WHAT IS ASKED: Scan the data below. Pull out each line where "Poultry" occurs.

Dataset entries on figures:
——————

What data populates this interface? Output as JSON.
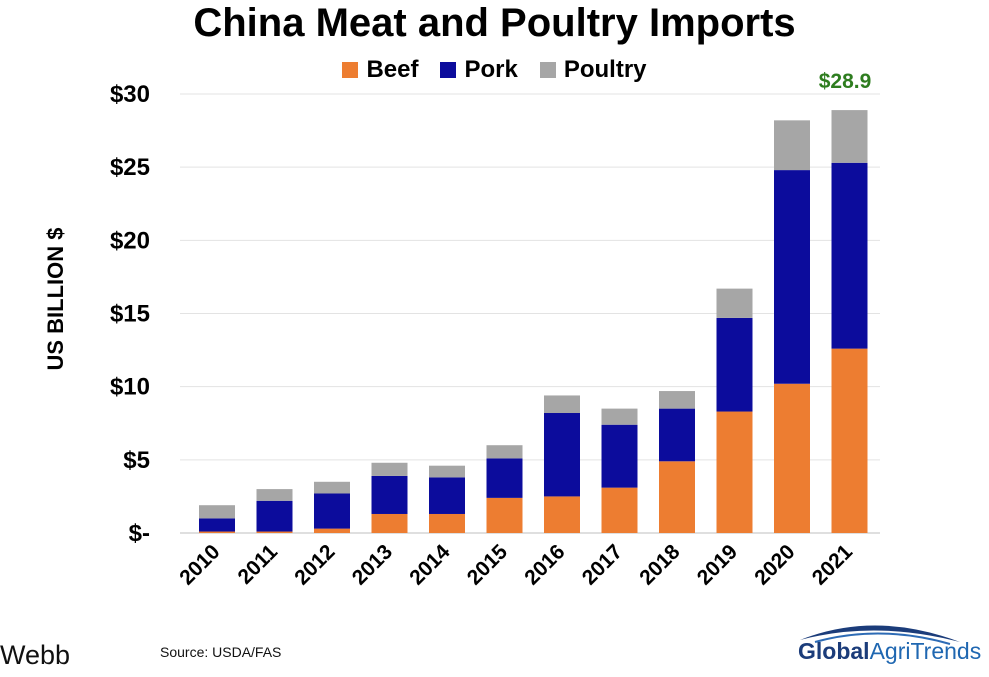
{
  "chart_data": {
    "type": "bar",
    "stacked": true,
    "title": "China Meat and Poultry Imports",
    "ylabel": "US BILLION $",
    "ylim": [
      0,
      30
    ],
    "yticks": [
      {
        "value": 0,
        "label": "$-"
      },
      {
        "value": 5,
        "label": "$5"
      },
      {
        "value": 10,
        "label": "$10"
      },
      {
        "value": 15,
        "label": "$15"
      },
      {
        "value": 20,
        "label": "$20"
      },
      {
        "value": 25,
        "label": "$25"
      },
      {
        "value": 30,
        "label": "$30"
      }
    ],
    "grid": true,
    "legend_position": "top",
    "categories": [
      "2010",
      "2011",
      "2012",
      "2013",
      "2014",
      "2015",
      "2016",
      "2017",
      "2018",
      "2019",
      "2020",
      "2021"
    ],
    "series": [
      {
        "name": "Beef",
        "color": "#ed7d31",
        "values": [
          0.1,
          0.1,
          0.3,
          1.3,
          1.3,
          2.4,
          2.5,
          3.1,
          4.9,
          8.3,
          10.2,
          12.6
        ]
      },
      {
        "name": "Pork",
        "color": "#0c0c9c",
        "values": [
          0.9,
          2.1,
          2.4,
          2.6,
          2.5,
          2.7,
          5.7,
          4.3,
          3.6,
          6.4,
          14.6,
          12.7
        ]
      },
      {
        "name": "Poultry",
        "color": "#a6a6a6",
        "values": [
          0.9,
          0.8,
          0.8,
          0.9,
          0.8,
          0.9,
          1.2,
          1.1,
          1.2,
          2.0,
          3.4,
          3.6
        ]
      }
    ],
    "annotation": {
      "category": "2021",
      "text": "$28.9",
      "color": "#2e7d1f"
    }
  },
  "footer": {
    "author_fragment": "Webb",
    "source": "Source:  USDA/FAS",
    "logo_bold": "Global",
    "logo_regular": "AgriTrends"
  }
}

——————

SOLUTION TO THIS EXERCISE:
    "title": "China Meat and Poultry Imports",
        "name": "Poultry",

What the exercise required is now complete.